| TASK DIRECTIONS |
Return each line of the records holding the string "this".

--- Start DATASET ROWS ---

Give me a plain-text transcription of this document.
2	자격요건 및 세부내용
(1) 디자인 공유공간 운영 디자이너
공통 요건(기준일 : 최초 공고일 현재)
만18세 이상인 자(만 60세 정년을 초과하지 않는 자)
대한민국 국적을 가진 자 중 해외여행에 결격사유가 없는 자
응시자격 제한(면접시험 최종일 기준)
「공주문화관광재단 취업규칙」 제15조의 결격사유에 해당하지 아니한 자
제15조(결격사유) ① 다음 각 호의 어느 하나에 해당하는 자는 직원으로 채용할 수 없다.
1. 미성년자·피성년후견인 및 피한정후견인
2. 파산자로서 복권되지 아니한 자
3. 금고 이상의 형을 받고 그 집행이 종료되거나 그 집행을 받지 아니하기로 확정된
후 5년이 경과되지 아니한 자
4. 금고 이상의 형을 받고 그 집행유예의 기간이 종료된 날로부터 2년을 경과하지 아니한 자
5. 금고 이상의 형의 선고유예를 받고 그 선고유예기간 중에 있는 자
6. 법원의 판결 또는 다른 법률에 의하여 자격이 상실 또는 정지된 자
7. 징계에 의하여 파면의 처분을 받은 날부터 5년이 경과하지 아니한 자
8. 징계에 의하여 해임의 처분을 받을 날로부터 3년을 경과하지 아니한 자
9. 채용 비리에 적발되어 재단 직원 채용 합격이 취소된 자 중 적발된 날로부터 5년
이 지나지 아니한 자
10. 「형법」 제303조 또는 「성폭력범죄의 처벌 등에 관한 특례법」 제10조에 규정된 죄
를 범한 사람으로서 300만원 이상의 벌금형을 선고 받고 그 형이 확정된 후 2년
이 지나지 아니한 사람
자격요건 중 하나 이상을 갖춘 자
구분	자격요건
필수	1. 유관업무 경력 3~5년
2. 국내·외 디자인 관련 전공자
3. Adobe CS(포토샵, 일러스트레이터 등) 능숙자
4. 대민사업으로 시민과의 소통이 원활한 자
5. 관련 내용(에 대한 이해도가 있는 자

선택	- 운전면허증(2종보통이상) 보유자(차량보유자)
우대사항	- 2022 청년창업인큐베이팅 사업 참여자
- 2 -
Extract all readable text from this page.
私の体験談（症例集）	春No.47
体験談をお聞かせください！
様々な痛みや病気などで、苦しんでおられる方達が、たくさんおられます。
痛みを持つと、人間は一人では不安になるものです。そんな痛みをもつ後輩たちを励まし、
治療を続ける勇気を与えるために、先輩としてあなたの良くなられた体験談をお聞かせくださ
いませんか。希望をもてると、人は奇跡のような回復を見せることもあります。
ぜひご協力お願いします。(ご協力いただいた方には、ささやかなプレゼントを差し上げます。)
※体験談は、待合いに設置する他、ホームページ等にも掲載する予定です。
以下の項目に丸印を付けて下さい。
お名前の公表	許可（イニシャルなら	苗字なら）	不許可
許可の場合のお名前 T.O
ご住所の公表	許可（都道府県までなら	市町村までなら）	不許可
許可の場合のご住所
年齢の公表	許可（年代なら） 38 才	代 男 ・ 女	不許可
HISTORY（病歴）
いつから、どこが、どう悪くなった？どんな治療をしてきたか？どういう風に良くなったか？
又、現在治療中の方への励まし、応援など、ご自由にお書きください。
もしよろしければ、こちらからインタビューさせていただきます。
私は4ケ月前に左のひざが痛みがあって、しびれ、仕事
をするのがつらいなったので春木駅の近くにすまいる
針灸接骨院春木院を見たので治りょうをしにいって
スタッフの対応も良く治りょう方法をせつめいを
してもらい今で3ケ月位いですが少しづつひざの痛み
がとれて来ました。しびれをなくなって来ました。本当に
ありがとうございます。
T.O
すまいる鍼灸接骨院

--- End DATASET ROWS ---

| EXERCISE RESULT |
Give me a plain-text transcription of this document.
Extract all readable text from this page.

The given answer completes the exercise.